## What is asked
Copy every line from the one containing "Decode this image" through the last line of the records below, both included, and nothing else.

Collected data:
◆ ◆ ◆

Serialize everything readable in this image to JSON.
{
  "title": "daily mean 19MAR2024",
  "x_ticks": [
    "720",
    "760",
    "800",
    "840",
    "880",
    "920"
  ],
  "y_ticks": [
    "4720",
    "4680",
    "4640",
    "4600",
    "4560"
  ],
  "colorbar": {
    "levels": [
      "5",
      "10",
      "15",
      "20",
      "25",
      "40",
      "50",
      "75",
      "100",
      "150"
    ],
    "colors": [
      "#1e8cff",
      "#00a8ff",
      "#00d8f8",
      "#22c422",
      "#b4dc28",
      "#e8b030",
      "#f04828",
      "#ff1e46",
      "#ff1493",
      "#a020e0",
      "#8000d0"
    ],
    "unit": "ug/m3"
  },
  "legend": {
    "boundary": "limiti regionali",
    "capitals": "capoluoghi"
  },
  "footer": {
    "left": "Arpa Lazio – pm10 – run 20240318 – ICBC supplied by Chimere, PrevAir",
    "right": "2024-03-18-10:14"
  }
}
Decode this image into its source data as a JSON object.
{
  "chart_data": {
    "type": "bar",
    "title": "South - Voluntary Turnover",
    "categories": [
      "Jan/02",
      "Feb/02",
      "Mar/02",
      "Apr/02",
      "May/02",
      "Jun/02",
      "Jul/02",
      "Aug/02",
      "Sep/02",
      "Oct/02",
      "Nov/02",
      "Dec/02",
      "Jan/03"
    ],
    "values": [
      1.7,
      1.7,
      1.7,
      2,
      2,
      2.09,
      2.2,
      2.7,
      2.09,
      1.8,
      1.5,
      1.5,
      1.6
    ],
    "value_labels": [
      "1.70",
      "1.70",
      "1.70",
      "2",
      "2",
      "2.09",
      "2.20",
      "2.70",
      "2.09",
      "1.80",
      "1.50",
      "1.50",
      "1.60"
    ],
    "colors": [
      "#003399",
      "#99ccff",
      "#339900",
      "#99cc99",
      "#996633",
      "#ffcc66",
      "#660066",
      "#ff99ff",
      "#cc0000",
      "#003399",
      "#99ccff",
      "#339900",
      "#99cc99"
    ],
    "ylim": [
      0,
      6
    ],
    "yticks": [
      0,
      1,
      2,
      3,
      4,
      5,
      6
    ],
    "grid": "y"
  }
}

◆ ◆ ◆

## Finished answer
Decode this image into its source data as a JSON object.
{
  "chart_data": {
    "type": "bar",
    "title": "South - Voluntary Turnover",
    "categories": [
      "Jan/02",
      "Feb/02",
      "Mar/02",
      "Apr/02",
      "May/02",
      "Jun/02",
      "Jul/02",
      "Aug/02",
      "Sep/02",
      "Oct/02",
      "Nov/02",
      "Dec/02",
      "Jan/03"
    ],
    "values": [
      1.7,
      1.7,
      1.7,
      2,
      2,
      2.09,
      2.2,
      2.7,
      2.09,
      1.8,
      1.5,
      1.5,
      1.6
    ],
    "value_labels": [
      "1.70",
      "1.70",
      "1.70",
      "2",
      "2",
      "2.09",
      "2.20",
      "2.70",
      "2.09",
      "1.80",
      "1.50",
      "1.50",
      "1.60"
    ],
    "colors": [
      "#003399",
      "#99ccff",
      "#339900",
      "#99cc99",
      "#996633",
      "#ffcc66",
      "#660066",
      "#ff99ff",
      "#cc0000",
      "#003399",
      "#99ccff",
      "#339900",
      "#99cc99"
    ],
    "ylim": [
      0,
      6
    ],
    "yticks": [
      0,
      1,
      2,
      3,
      4,
      5,
      6
    ],
    "grid": "y"
  }
}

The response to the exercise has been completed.